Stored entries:
=-=-=-=-=

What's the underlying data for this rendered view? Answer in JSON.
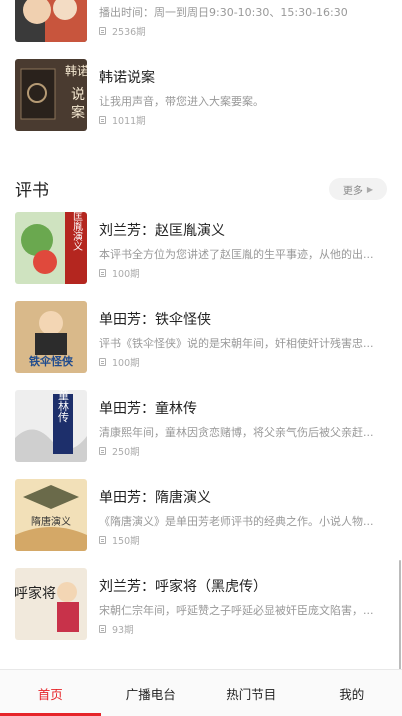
{
  "broadcast": [
    {
      "title": "",
      "desc": "播出时间：周一到周日9:30-10:30、15:30-16:30",
      "count": "2536期"
    },
    {
      "title": "韩诺说案",
      "desc": "让我用声音，带您进入大案要案。",
      "count": "1011期",
      "cover_text": [
        "韩诺",
        "说",
        "案"
      ]
    }
  ],
  "section": {
    "title": "评书",
    "more_label": "更多",
    "more_icon": "chevron-right-icon"
  },
  "items": [
    {
      "title": "刘兰芳：赵匡胤演义",
      "desc": "本评书全方位为您讲述了赵匡胤的生平事迹，从他的出...",
      "count": "100期",
      "cover_text": "赵匡胤演义"
    },
    {
      "title": "单田芳：铁伞怪侠",
      "desc": "评书《铁伞怪侠》说的是宋朝年间，奸相使奸计残害忠...",
      "count": "100期",
      "cover_text": "铁伞怪侠"
    },
    {
      "title": "单田芳：童林传",
      "desc": "清康熙年间，童林因贪恋赌博，将父亲气伤后被父亲赶...",
      "count": "250期",
      "cover_text": "童林传"
    },
    {
      "title": "单田芳：隋唐演义",
      "desc": "《隋唐演义》是单田芳老师评书的经典之作。小说人物...",
      "count": "150期",
      "cover_text": "隋唐演义"
    },
    {
      "title": "刘兰芳：呼家将（黑虎传）",
      "desc": "宋朝仁宗年间，呼延赞之子呼延必显被奸臣庞文陷害，...",
      "count": "93期",
      "cover_text": "呼家将"
    }
  ],
  "tabs": [
    {
      "label": "首页",
      "active": true
    },
    {
      "label": "广播电台",
      "active": false
    },
    {
      "label": "热门节目",
      "active": false
    },
    {
      "label": "我的",
      "active": false
    }
  ],
  "colors": {
    "accent": "#e62429",
    "text": "#222222",
    "muted": "#999999"
  }
}
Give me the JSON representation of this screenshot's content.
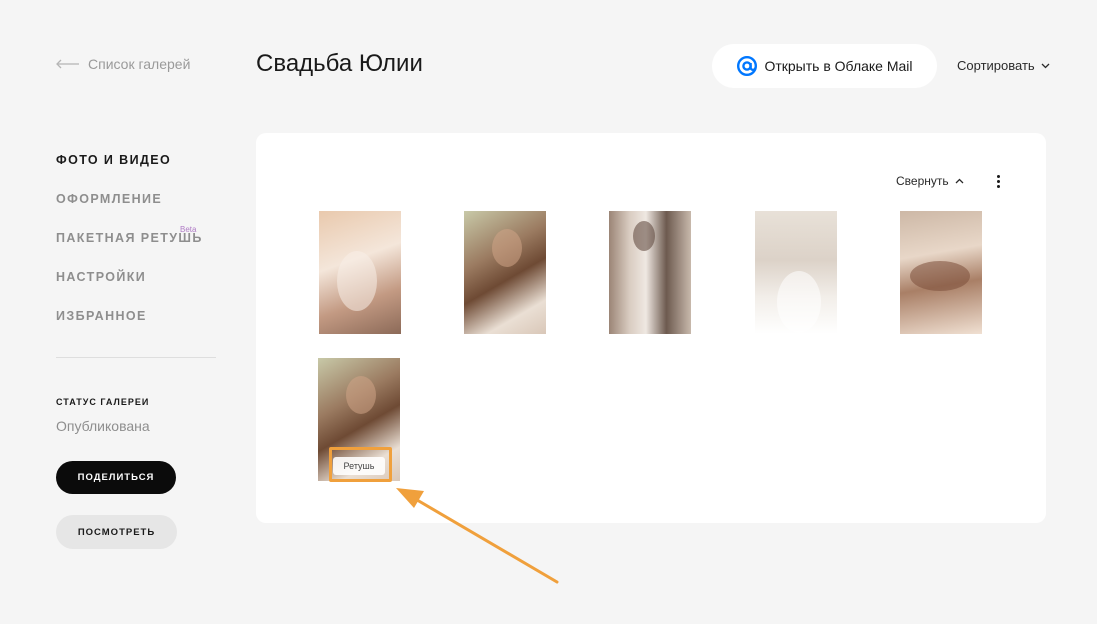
{
  "header": {
    "back_label": "Список галерей",
    "title": "Свадьба Юлии",
    "cloud_button_label": "Открыть в Облаке Mail",
    "sort_label": "Сортировать"
  },
  "sidebar": {
    "items": [
      {
        "label": "ФОТО И ВИДЕО",
        "active": true
      },
      {
        "label": "ОФОРМЛЕНИЕ",
        "active": false
      },
      {
        "label": "ПАКЕТНАЯ РЕТУШЬ",
        "active": false,
        "badge": "Beta"
      },
      {
        "label": "НАСТРОЙКИ",
        "active": false
      },
      {
        "label": "ИЗБРАННОЕ",
        "active": false
      }
    ],
    "status_label": "СТАТУС ГАЛЕРЕИ",
    "status_value": "Опубликована",
    "share_label": "ПОДЕЛИТЬСЯ",
    "view_label": "ПОСМОТРЕТЬ"
  },
  "panel": {
    "collapse_label": "Свернуть",
    "retouch_badge": "Ретушь"
  },
  "colors": {
    "background": "#f5f5f5",
    "accent_mail": "#0077ff",
    "annotation": "#f0a03c",
    "beta": "#b07cc6"
  },
  "icons": [
    "arrow-left-icon",
    "mail-at-icon",
    "chevron-down-icon",
    "chevron-up-icon",
    "more-vertical-icon"
  ]
}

=-=-=-=-=

» Problem description:
Write out again every line above exactly as given; the pictures do not belong in the copy.

» Expected output:
What's the underlying data for this rendered view? Answer in JSON.
{
  "broadcast": [
    {
      "title": "",
      "desc": "播出时间：周一到周日9:30-10:30、15:30-16:30",
      "count": "2536期"
    },
    {
      "title": "韩诺说案",
      "desc": "让我用声音，带您进入大案要案。",
      "count": "1011期",
      "cover_text": [
        "韩诺",
        "说",
        "案"
      ]
    }
  ],
  "section": {
    "title": "评书",
    "more_label": "更多",
    "more_icon": "chevron-right-icon"
  },
  "items": [
    {
      "title": "刘兰芳：赵匡胤演义",
      "desc": "本评书全方位为您讲述了赵匡胤的生平事迹，从他的出...",
      "count": "100期",
      "cover_text": "赵匡胤演义"
    },
    {
      "title": "单田芳：铁伞怪侠",
      "desc": "评书《铁伞怪侠》说的是宋朝年间，奸相使奸计残害忠...",
      "count": "100期",
      "cover_text": "铁伞怪侠"
    },
    {
      "title": "单田芳：童林传",
      "desc": "清康熙年间，童林因贪恋赌博，将父亲气伤后被父亲赶...",
      "count": "250期",
      "cover_text": "童林传"
    },
    {
      "title": "单田芳：隋唐演义",
      "desc": "《隋唐演义》是单田芳老师评书的经典之作。小说人物...",
      "count": "150期",
      "cover_text": "隋唐演义"
    },
    {
      "title": "刘兰芳：呼家将（黑虎传）",
      "desc": "宋朝仁宗年间，呼延赞之子呼延必显被奸臣庞文陷害，...",
      "count": "93期",
      "cover_text": "呼家将"
    }
  ],
  "tabs": [
    {
      "label": "首页",
      "active": true
    },
    {
      "label": "广播电台",
      "active": false
    },
    {
      "label": "热门节目",
      "active": false
    },
    {
      "label": "我的",
      "active": false
    }
  ],
  "colors": {
    "accent": "#e62429",
    "text": "#222222",
    "muted": "#999999"
  }
}
Give me the JSON representation of this screenshot's content.
{
  "header": {
    "back_label": "Список галерей",
    "title": "Свадьба Юлии",
    "cloud_button_label": "Открыть в Облаке Mail",
    "sort_label": "Сортировать"
  },
  "sidebar": {
    "items": [
      {
        "label": "ФОТО И ВИДЕО",
        "active": true
      },
      {
        "label": "ОФОРМЛЕНИЕ",
        "active": false
      },
      {
        "label": "ПАКЕТНАЯ РЕТУШЬ",
        "active": false,
        "badge": "Beta"
      },
      {
        "label": "НАСТРОЙКИ",
        "active": false
      },
      {
        "label": "ИЗБРАННОЕ",
        "active": false
      }
    ],
    "status_label": "СТАТУС ГАЛЕРЕИ",
    "status_value": "Опубликована",
    "share_label": "ПОДЕЛИТЬСЯ",
    "view_label": "ПОСМОТРЕТЬ"
  },
  "panel": {
    "collapse_label": "Свернуть",
    "retouch_badge": "Ретушь"
  },
  "colors": {
    "background": "#f5f5f5",
    "accent_mail": "#0077ff",
    "annotation": "#f0a03c",
    "beta": "#b07cc6"
  },
  "icons": [
    "arrow-left-icon",
    "mail-at-icon",
    "chevron-down-icon",
    "chevron-up-icon",
    "more-vertical-icon"
  ]
}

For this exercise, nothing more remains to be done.